-- Begin ITEMS --

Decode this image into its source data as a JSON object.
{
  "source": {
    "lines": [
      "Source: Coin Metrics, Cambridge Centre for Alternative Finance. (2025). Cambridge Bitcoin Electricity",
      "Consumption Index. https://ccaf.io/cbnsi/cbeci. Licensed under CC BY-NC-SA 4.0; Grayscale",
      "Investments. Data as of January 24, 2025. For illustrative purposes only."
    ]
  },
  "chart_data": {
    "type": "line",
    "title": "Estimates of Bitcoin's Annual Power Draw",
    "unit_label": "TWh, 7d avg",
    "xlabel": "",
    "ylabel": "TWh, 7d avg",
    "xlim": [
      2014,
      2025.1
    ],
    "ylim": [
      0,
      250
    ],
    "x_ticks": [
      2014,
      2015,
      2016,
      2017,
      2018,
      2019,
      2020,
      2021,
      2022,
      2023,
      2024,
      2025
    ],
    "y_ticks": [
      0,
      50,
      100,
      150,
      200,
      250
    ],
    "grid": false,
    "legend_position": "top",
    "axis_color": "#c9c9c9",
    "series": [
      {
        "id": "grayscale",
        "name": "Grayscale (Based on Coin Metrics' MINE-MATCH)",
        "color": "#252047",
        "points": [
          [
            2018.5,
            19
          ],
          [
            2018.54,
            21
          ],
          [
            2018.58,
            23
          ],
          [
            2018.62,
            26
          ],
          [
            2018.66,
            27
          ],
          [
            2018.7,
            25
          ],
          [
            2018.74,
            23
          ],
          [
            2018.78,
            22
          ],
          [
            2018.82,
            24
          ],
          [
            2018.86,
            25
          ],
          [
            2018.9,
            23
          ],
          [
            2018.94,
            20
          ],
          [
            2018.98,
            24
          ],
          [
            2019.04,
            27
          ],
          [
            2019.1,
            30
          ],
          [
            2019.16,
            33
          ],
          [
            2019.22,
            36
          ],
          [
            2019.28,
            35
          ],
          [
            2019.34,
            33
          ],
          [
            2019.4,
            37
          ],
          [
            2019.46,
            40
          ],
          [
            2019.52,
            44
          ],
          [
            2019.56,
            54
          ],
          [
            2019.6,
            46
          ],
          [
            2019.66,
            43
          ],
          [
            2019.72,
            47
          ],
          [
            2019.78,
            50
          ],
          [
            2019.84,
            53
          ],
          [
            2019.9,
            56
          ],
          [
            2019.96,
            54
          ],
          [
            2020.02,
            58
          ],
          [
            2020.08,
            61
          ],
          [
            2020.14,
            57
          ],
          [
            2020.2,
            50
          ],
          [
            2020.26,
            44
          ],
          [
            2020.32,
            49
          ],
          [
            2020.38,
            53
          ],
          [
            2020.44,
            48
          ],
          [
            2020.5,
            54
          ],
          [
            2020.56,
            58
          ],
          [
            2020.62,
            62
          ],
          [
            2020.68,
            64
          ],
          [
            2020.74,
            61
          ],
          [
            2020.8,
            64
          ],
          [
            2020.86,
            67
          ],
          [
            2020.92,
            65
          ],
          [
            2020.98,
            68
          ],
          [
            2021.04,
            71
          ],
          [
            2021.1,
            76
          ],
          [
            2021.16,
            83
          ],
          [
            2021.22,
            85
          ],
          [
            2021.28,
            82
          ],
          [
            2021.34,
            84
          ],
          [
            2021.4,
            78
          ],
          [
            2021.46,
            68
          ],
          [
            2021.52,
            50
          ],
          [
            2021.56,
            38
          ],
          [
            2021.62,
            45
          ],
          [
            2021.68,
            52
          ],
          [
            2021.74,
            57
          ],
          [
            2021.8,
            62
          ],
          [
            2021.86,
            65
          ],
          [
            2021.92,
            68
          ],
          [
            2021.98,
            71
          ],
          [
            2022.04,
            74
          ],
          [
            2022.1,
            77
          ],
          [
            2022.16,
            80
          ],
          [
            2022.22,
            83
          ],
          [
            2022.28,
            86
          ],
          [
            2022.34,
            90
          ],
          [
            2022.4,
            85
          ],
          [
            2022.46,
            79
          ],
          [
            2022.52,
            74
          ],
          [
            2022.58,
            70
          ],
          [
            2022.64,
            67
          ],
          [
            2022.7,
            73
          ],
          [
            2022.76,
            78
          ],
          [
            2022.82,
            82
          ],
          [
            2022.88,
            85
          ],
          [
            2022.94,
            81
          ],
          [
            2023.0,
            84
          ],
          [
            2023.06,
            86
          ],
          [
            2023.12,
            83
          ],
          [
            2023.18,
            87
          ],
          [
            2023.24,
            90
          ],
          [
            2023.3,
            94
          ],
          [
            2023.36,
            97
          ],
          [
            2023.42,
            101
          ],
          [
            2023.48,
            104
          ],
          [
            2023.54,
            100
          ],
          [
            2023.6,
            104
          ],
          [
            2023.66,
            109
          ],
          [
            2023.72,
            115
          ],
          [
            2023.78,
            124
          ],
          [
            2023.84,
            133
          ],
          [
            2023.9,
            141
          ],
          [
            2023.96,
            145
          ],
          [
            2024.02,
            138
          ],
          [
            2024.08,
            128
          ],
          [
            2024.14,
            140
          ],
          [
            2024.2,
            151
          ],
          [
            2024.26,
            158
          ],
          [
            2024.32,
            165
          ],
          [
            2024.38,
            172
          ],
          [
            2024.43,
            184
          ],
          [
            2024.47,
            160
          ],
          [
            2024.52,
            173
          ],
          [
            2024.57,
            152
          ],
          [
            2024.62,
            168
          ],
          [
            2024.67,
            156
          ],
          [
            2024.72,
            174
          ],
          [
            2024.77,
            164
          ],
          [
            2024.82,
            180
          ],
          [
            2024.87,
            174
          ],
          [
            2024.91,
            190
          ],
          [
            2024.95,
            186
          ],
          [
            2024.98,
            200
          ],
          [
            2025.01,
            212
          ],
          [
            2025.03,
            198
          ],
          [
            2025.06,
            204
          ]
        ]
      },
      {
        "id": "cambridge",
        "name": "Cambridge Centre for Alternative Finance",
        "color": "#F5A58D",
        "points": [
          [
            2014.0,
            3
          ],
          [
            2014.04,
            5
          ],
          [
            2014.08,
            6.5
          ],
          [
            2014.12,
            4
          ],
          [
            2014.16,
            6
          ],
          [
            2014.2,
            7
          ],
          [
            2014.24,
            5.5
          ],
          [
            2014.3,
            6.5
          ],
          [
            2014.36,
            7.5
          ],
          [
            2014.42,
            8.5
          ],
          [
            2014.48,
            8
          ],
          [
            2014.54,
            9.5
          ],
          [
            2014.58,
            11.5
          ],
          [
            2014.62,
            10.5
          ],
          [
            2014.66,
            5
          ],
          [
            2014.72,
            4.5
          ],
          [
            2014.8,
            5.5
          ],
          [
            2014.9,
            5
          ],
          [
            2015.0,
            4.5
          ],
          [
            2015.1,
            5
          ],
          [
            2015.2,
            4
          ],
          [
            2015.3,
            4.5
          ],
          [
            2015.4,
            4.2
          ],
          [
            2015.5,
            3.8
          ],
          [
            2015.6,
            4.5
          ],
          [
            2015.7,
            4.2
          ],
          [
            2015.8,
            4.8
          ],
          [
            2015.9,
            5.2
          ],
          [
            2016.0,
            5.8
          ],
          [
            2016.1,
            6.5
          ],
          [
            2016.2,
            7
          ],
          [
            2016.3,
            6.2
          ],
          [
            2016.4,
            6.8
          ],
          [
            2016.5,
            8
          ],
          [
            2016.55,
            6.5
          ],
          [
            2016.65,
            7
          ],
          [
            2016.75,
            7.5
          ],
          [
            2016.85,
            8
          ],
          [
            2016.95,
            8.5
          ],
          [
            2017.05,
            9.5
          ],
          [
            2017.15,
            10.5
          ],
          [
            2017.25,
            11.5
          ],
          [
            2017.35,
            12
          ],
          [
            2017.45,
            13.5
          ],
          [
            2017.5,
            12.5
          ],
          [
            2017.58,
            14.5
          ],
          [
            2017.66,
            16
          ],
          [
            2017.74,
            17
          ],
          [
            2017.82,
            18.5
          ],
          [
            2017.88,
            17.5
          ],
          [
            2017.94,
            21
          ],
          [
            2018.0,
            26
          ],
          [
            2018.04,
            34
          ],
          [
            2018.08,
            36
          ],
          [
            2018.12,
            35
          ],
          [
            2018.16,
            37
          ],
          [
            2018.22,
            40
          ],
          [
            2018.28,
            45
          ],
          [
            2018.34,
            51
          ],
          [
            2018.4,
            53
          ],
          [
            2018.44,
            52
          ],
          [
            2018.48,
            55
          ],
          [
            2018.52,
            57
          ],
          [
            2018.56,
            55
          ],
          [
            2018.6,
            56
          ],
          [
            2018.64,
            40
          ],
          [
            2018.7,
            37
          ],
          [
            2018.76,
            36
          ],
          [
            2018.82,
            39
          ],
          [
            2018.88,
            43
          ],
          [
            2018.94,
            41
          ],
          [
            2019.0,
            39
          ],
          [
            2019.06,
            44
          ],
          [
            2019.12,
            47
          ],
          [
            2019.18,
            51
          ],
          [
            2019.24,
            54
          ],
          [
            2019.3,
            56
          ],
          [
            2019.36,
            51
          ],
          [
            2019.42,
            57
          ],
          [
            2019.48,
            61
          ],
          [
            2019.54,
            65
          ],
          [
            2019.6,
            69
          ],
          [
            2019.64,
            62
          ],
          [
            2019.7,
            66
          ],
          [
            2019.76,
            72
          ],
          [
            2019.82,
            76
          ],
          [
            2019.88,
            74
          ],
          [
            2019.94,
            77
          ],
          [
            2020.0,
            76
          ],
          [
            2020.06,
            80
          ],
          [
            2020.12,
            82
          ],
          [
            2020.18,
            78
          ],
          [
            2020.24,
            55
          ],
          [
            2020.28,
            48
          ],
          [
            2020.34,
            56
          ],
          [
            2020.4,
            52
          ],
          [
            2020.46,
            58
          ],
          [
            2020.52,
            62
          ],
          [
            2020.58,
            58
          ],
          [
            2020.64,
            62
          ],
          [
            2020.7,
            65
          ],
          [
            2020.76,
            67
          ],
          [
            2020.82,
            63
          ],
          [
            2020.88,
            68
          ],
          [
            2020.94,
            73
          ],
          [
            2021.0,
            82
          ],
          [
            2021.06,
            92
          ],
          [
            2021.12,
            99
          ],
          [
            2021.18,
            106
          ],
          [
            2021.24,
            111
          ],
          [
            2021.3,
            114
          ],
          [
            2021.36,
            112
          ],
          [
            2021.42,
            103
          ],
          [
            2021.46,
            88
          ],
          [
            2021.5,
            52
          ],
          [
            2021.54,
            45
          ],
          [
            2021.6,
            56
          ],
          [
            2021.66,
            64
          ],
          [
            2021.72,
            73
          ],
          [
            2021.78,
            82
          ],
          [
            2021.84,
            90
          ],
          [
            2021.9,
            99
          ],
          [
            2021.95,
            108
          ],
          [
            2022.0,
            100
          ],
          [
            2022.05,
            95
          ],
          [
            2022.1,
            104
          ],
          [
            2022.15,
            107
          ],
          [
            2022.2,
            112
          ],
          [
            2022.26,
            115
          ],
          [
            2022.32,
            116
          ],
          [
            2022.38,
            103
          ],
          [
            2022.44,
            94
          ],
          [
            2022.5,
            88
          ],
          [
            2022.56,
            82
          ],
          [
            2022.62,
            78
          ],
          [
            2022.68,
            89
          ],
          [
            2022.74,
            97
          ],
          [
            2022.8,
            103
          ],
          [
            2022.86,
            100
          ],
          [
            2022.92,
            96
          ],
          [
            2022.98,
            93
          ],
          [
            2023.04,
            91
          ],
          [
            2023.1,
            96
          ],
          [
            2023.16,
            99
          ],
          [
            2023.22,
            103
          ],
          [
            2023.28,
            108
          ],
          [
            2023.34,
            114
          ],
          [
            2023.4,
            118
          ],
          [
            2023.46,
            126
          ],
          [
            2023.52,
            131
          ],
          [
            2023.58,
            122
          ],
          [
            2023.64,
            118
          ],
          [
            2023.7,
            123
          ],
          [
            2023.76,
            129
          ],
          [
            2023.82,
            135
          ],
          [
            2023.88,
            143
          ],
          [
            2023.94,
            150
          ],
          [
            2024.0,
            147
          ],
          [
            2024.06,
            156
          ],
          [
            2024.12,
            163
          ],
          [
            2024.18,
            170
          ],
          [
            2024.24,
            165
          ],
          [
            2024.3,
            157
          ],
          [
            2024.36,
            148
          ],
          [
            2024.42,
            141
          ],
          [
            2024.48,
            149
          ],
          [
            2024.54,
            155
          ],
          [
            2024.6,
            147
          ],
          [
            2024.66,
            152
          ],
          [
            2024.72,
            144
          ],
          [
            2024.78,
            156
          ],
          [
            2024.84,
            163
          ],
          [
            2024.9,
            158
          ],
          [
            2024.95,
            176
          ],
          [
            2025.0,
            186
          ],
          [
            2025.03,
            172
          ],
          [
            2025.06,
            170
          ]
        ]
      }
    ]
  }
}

-- End ITEMS --

GIVEN REQUEST: Extract lines where the string "Alternative" occurs.

OUTPUT BELOW:
      "Source: Coin Metrics, Cambridge Centre for Alternative Finance. (2025). Cambridge Bitcoin Electricity",
        "name": "Cambridge Centre for Alternative Finance",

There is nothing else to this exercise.